— Begin —
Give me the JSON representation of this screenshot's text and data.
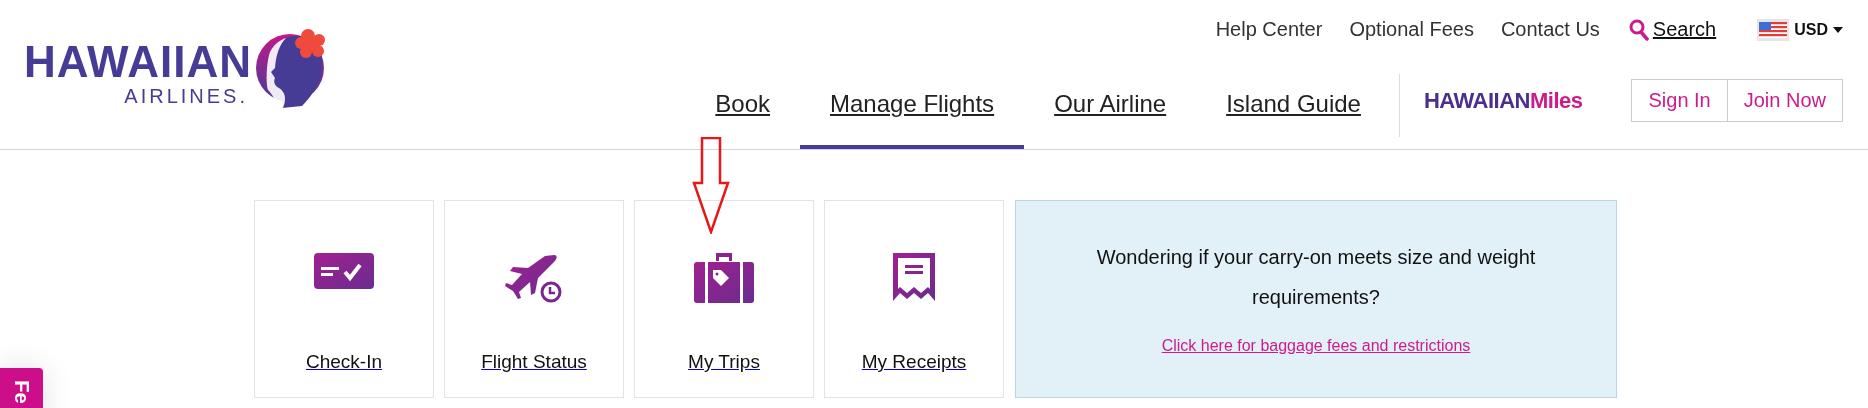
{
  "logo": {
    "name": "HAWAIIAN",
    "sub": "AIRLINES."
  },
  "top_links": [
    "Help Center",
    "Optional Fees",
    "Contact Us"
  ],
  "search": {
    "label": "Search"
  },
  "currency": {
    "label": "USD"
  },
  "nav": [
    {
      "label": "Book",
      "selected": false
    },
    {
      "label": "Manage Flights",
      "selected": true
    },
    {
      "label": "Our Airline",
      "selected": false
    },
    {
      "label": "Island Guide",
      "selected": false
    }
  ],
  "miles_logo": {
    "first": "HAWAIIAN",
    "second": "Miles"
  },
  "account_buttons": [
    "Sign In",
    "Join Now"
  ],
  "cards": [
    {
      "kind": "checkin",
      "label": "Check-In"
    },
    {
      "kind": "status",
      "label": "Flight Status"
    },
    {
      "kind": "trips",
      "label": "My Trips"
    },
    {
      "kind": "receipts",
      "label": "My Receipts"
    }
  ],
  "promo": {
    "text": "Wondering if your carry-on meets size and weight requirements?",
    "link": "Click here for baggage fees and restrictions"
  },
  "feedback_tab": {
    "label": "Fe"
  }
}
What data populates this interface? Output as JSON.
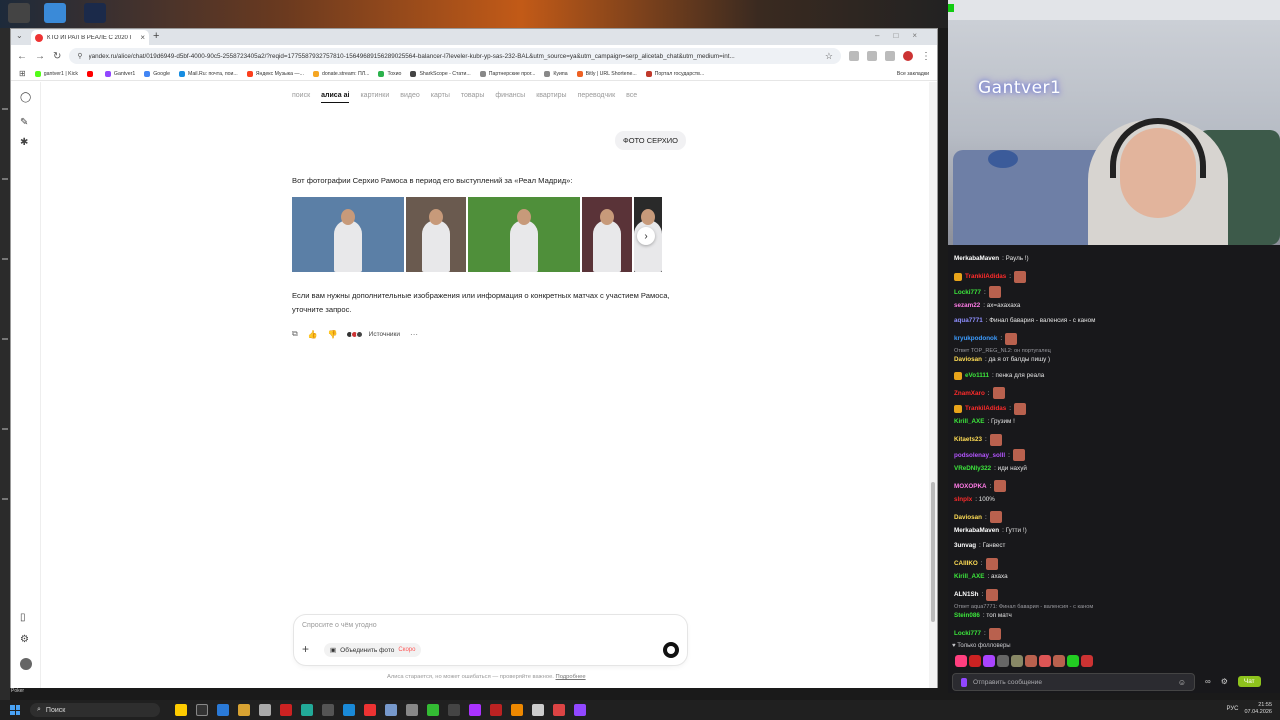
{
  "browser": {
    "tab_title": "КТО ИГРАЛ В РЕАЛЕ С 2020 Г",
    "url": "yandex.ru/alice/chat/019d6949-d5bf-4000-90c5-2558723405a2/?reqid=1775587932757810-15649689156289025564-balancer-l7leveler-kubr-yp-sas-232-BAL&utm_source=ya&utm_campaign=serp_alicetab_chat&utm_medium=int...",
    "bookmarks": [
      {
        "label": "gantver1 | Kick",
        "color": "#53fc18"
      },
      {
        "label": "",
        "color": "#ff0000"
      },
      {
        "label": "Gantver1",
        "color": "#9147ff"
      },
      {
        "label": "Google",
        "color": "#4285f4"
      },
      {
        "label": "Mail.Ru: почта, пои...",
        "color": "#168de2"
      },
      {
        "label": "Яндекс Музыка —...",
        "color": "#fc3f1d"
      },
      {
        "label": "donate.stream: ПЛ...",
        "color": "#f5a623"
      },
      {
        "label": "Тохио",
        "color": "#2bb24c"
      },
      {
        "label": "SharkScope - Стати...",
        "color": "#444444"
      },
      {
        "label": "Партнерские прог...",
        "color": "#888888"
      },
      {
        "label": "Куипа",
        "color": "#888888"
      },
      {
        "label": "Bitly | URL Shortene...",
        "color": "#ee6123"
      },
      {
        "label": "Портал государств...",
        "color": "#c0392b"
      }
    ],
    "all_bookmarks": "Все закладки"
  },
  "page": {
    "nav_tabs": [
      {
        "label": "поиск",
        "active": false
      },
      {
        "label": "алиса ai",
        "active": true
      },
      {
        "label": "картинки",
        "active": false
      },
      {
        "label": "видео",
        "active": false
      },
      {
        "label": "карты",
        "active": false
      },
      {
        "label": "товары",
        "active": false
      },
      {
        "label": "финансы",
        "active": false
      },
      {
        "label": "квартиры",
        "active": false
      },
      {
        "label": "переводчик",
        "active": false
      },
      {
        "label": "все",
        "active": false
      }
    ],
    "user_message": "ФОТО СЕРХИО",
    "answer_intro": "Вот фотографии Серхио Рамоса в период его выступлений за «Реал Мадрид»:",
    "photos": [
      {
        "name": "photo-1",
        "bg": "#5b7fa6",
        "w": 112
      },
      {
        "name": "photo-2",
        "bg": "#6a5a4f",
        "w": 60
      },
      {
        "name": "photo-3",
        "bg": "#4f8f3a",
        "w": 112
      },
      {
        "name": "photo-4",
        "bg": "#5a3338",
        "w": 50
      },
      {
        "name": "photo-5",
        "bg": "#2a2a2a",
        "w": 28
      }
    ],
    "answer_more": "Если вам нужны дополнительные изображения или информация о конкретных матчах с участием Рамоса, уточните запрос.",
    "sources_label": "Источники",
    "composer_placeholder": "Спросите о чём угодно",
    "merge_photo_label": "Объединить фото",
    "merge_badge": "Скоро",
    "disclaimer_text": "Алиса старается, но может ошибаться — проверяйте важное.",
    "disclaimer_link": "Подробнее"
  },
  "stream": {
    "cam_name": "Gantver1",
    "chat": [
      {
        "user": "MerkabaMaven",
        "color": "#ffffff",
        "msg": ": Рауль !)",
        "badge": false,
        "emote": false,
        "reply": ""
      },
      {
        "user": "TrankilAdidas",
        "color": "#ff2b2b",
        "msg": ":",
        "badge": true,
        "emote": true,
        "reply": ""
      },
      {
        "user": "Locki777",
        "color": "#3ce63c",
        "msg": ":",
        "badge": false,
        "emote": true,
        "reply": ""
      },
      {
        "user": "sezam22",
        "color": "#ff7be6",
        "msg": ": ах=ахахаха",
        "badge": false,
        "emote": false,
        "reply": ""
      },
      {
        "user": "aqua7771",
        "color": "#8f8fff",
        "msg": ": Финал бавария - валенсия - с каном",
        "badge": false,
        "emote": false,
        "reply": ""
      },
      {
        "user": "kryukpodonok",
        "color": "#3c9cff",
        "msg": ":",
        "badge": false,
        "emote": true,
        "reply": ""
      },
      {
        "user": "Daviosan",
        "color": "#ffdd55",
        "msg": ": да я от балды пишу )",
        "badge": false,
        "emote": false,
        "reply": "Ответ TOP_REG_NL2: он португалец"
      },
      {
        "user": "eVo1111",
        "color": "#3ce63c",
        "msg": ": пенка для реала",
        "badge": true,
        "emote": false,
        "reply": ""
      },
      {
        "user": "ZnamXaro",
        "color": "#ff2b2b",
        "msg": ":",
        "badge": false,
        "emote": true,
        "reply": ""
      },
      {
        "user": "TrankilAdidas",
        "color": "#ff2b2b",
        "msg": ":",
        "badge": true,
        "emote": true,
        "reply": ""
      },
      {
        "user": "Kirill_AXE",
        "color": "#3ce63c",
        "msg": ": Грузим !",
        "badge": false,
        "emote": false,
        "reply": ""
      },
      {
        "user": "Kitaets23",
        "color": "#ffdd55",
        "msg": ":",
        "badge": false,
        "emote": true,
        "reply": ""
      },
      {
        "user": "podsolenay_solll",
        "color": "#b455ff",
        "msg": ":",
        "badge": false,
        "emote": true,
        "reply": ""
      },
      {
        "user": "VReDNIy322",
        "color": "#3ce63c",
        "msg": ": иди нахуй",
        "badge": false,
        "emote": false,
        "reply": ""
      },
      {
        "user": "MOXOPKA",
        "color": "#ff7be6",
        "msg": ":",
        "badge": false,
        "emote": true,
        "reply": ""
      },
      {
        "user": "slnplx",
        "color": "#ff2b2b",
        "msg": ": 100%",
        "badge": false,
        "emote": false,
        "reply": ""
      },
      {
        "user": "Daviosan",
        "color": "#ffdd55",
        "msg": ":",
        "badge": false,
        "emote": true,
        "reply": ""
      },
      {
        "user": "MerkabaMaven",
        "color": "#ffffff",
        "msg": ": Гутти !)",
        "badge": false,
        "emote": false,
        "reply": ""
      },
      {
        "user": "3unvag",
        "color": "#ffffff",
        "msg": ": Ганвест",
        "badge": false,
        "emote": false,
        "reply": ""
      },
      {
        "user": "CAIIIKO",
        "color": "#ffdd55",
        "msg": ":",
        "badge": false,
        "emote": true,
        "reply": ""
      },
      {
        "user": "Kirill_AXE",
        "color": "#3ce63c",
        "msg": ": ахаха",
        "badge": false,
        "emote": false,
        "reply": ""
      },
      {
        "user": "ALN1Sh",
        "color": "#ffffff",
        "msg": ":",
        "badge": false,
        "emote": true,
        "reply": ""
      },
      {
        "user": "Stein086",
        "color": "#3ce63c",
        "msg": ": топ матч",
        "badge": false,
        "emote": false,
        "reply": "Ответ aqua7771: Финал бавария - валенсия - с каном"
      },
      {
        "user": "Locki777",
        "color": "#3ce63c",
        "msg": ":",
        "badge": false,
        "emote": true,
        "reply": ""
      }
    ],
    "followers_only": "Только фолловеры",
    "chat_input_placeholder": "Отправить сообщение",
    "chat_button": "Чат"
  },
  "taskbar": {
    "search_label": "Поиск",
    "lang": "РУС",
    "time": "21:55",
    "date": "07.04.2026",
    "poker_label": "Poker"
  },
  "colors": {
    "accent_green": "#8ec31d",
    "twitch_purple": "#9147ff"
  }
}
— End —
— Begin —
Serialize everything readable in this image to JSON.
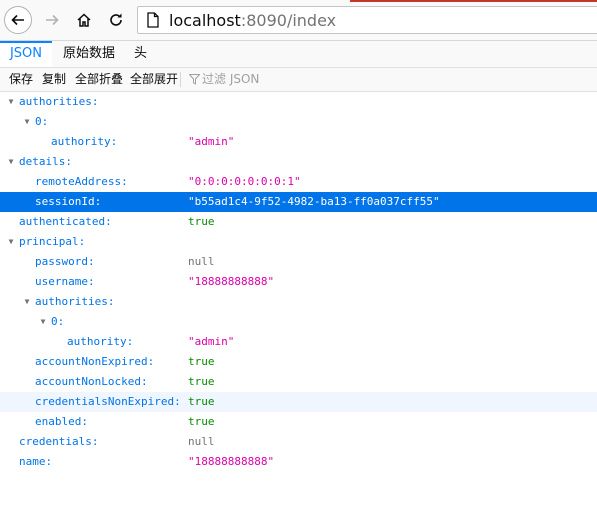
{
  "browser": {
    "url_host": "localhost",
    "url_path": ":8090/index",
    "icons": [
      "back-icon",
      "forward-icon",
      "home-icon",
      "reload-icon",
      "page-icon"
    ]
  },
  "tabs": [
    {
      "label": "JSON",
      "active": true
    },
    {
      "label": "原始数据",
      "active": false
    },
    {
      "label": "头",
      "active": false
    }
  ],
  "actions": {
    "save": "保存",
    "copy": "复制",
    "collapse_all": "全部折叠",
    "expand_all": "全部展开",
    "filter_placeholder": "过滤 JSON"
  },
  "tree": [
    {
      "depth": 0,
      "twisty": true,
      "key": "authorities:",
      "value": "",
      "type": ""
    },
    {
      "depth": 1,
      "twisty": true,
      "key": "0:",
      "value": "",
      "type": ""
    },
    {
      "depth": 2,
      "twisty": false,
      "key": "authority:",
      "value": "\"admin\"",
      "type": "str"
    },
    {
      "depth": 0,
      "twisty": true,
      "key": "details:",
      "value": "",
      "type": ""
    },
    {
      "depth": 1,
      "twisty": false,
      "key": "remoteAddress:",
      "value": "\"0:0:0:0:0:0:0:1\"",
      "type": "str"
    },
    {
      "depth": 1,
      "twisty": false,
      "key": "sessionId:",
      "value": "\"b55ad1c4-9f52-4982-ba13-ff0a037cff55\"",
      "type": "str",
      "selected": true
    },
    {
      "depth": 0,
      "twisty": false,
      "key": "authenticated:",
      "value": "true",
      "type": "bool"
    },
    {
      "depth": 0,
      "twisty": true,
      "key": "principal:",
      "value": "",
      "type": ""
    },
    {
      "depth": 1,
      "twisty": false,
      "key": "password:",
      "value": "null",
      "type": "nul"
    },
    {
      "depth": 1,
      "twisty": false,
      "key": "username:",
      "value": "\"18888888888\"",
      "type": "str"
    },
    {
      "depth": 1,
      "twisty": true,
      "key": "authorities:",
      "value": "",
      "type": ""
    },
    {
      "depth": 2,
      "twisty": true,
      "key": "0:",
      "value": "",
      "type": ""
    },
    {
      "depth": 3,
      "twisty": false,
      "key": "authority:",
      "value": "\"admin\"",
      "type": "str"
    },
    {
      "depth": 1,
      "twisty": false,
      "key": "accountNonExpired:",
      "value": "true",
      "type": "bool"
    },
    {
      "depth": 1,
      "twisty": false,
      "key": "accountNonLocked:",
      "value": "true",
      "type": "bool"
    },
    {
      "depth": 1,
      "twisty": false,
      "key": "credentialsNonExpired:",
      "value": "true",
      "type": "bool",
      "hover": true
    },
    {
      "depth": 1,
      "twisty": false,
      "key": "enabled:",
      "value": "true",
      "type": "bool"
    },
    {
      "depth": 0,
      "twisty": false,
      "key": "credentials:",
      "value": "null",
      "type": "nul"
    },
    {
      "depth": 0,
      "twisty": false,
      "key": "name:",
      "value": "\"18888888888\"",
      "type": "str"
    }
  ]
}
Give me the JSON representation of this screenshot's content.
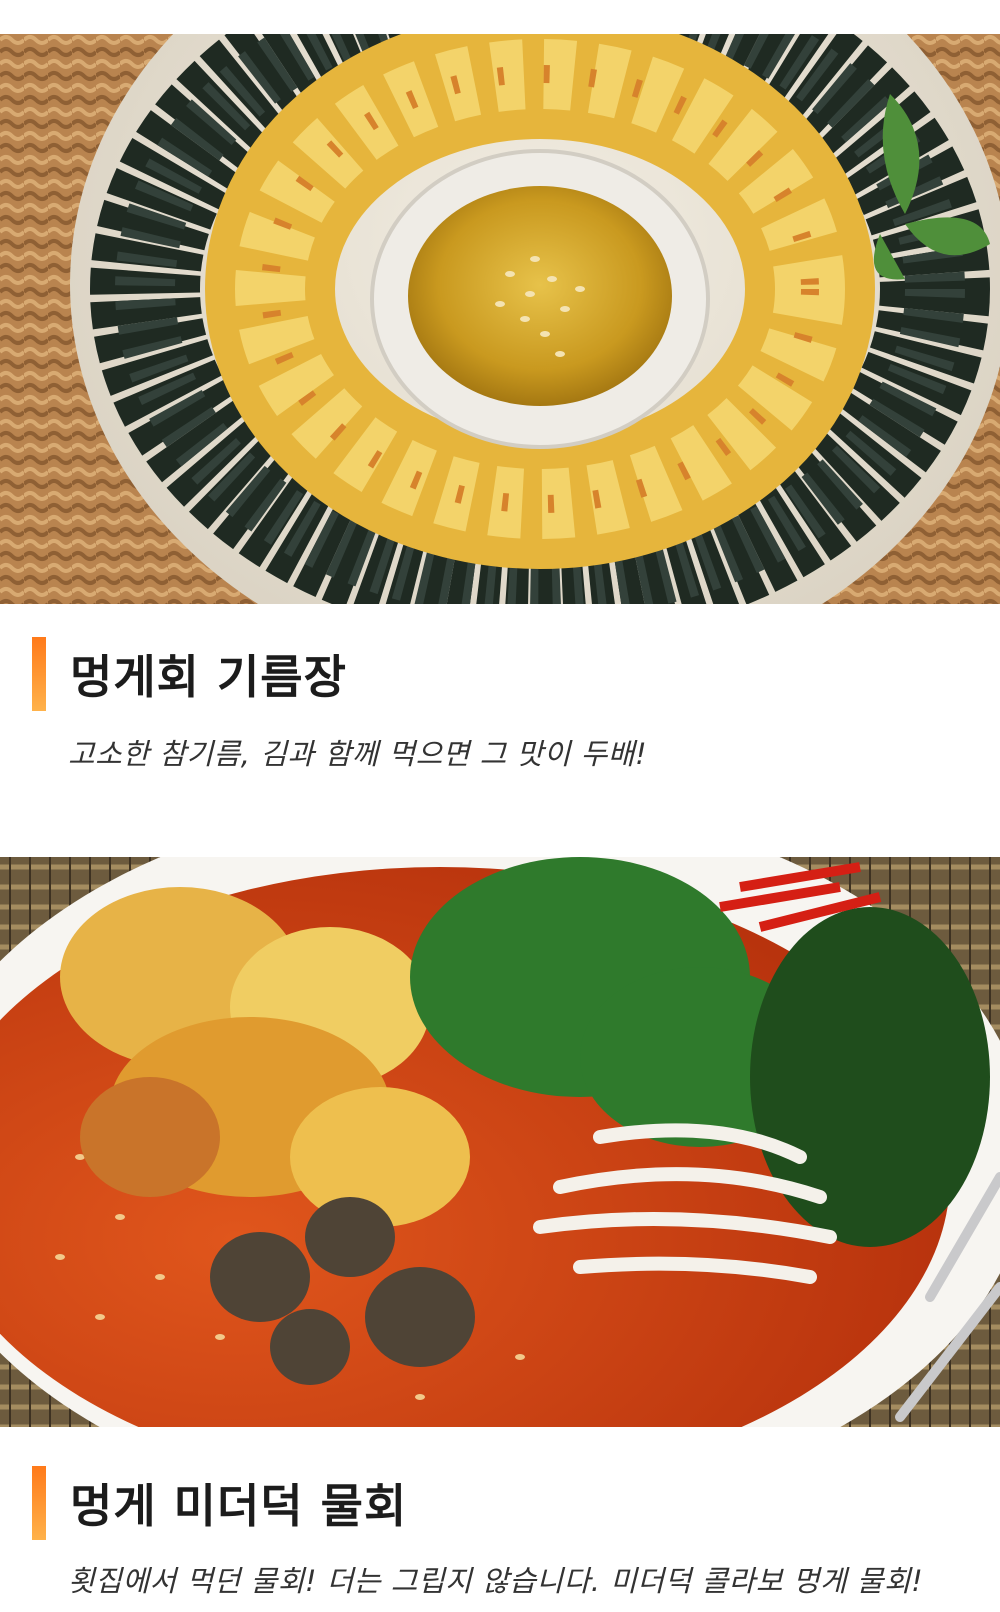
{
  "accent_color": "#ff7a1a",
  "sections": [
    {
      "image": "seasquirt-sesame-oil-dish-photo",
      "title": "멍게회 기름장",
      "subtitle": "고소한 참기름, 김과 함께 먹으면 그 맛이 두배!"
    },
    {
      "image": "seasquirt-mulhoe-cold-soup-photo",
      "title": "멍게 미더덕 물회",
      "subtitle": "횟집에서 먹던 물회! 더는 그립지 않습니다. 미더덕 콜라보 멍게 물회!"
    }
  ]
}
— End —
— Begin —
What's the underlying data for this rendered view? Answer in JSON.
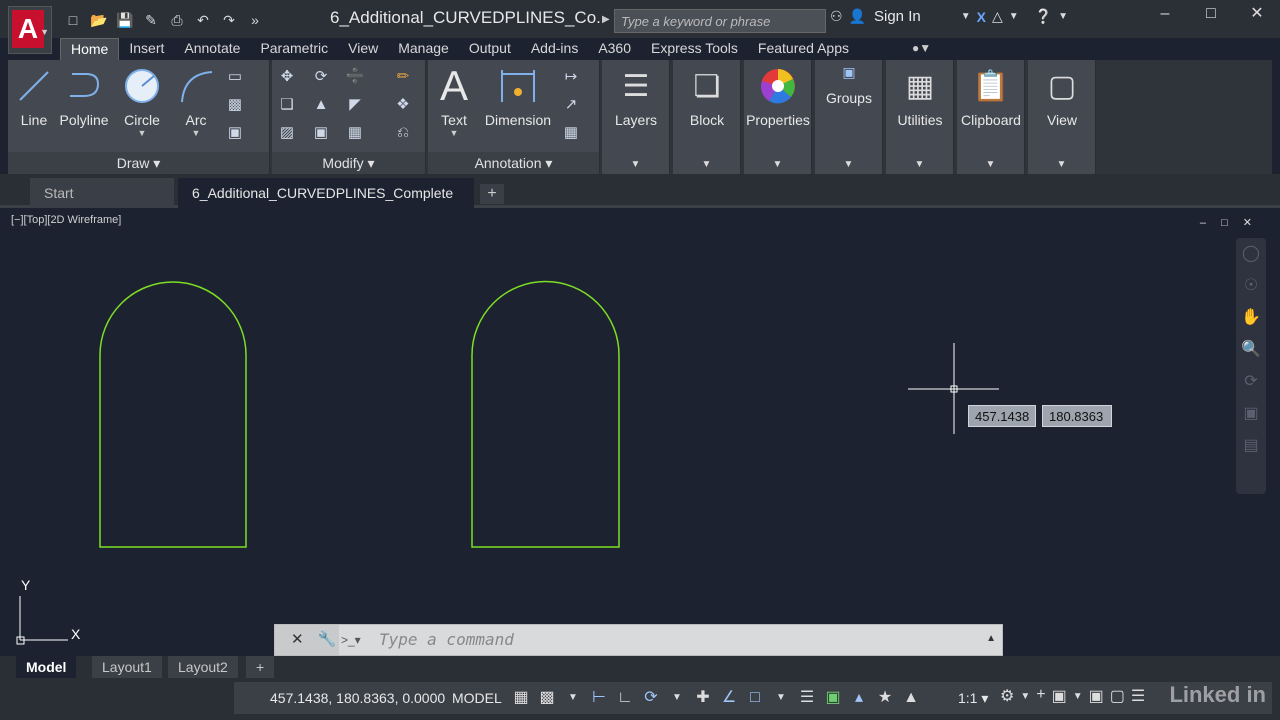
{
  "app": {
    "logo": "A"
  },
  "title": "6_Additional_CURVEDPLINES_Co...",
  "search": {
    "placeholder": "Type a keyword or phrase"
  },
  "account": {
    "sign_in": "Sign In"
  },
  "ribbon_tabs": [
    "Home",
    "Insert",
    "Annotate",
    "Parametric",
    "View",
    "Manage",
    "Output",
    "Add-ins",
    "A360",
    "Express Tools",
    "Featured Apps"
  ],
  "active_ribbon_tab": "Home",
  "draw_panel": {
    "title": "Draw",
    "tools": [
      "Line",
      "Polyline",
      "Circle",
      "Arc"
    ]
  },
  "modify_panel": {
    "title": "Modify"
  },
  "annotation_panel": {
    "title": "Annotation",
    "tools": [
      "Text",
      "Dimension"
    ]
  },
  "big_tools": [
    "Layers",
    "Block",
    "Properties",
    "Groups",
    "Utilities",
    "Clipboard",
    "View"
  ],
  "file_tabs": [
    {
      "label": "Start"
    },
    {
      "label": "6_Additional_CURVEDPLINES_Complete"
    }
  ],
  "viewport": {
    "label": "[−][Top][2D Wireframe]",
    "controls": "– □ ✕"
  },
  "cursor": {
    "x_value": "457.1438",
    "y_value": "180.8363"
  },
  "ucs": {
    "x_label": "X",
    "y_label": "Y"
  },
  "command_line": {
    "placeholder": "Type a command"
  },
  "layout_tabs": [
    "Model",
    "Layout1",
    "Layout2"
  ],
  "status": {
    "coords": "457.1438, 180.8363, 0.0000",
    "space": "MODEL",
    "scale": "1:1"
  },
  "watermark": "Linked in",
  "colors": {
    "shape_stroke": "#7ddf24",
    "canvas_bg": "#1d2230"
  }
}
— End —
● BRIEF: Find the lines holding "Ответ" and list every one.

● SOLUTION FOR THIS TASK:
        "reply": "Ответ TOP_REG_NL2: он португалец"
        "reply": "Ответ aqua7771: Финал бавария - валенсия - с каном"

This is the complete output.